● **SUPPLIED RECORDS**:
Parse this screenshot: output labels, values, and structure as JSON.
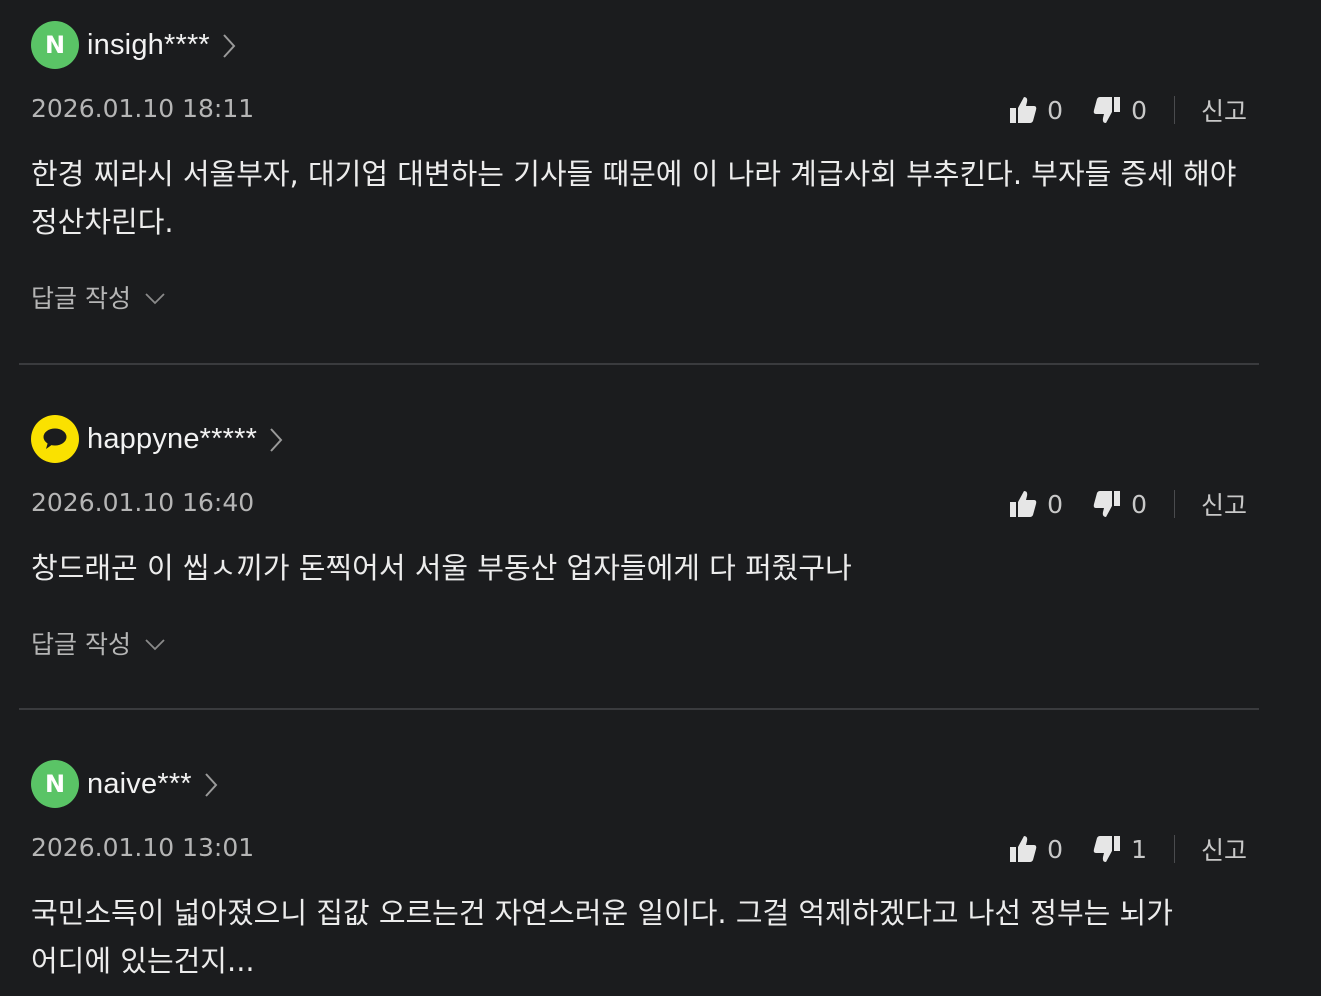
{
  "icons": {
    "like": "thumbs-up-icon",
    "dislike": "thumbs-down-icon",
    "naver_avatar": "naver-n-icon",
    "kakao_avatar": "kakao-talk-icon",
    "chevron_right": "chevron-right-icon",
    "chevron_down": "chevron-down-icon"
  },
  "colors": {
    "background": "#1b1c1e",
    "naver_green": "#5ac466",
    "kakao_yellow": "#fae100"
  },
  "comments": [
    {
      "avatar_letter": "N",
      "username": "insigh****",
      "timestamp": "2026.01.10 18:11",
      "likes": "0",
      "dislikes": "0",
      "report_label": "신고",
      "text": "한경 찌라시 서울부자, 대기업 대변하는 기사들 때문에 이 나라 계급사회 부추킨다. 부자들 증세 해야 정산차린다.",
      "reply_label": "답글 작성"
    },
    {
      "username": "happyne*****",
      "timestamp": "2026.01.10 16:40",
      "likes": "0",
      "dislikes": "0",
      "report_label": "신고",
      "text": "창드래곤 이 씹ㅅ끼가 돈찍어서 서울 부동산 업자들에게 다 퍼줬구나",
      "reply_label": "답글 작성"
    },
    {
      "avatar_letter": "N",
      "username": "naive***",
      "timestamp": "2026.01.10 13:01",
      "likes": "0",
      "dislikes": "1",
      "report_label": "신고",
      "text": "국민소득이 넓아졌으니 집값 오르는건 자연스러운 일이다. 그걸 억제하겠다고 나선 정부는 뇌가 어디에 있는건지..."
    }
  ]
}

● **THE TASK**: Quote the data above in full, leaving out the pictures it holds.

● **CORRECT ANSWER**:
Parse this screenshot: output labels, values, and structure as JSON.
{
  "icons": {
    "like": "thumbs-up-icon",
    "dislike": "thumbs-down-icon",
    "naver_avatar": "naver-n-icon",
    "kakao_avatar": "kakao-talk-icon",
    "chevron_right": "chevron-right-icon",
    "chevron_down": "chevron-down-icon"
  },
  "colors": {
    "background": "#1b1c1e",
    "naver_green": "#5ac466",
    "kakao_yellow": "#fae100"
  },
  "comments": [
    {
      "avatar_letter": "N",
      "username": "insigh****",
      "timestamp": "2026.01.10 18:11",
      "likes": "0",
      "dislikes": "0",
      "report_label": "신고",
      "text": "한경 찌라시 서울부자, 대기업 대변하는 기사들 때문에 이 나라 계급사회 부추킨다. 부자들 증세 해야 정산차린다.",
      "reply_label": "답글 작성"
    },
    {
      "username": "happyne*****",
      "timestamp": "2026.01.10 16:40",
      "likes": "0",
      "dislikes": "0",
      "report_label": "신고",
      "text": "창드래곤 이 씹ㅅ끼가 돈찍어서 서울 부동산 업자들에게 다 퍼줬구나",
      "reply_label": "답글 작성"
    },
    {
      "avatar_letter": "N",
      "username": "naive***",
      "timestamp": "2026.01.10 13:01",
      "likes": "0",
      "dislikes": "1",
      "report_label": "신고",
      "text": "국민소득이 넓아졌으니 집값 오르는건 자연스러운 일이다. 그걸 억제하겠다고 나선 정부는 뇌가 어디에 있는건지..."
    }
  ]
}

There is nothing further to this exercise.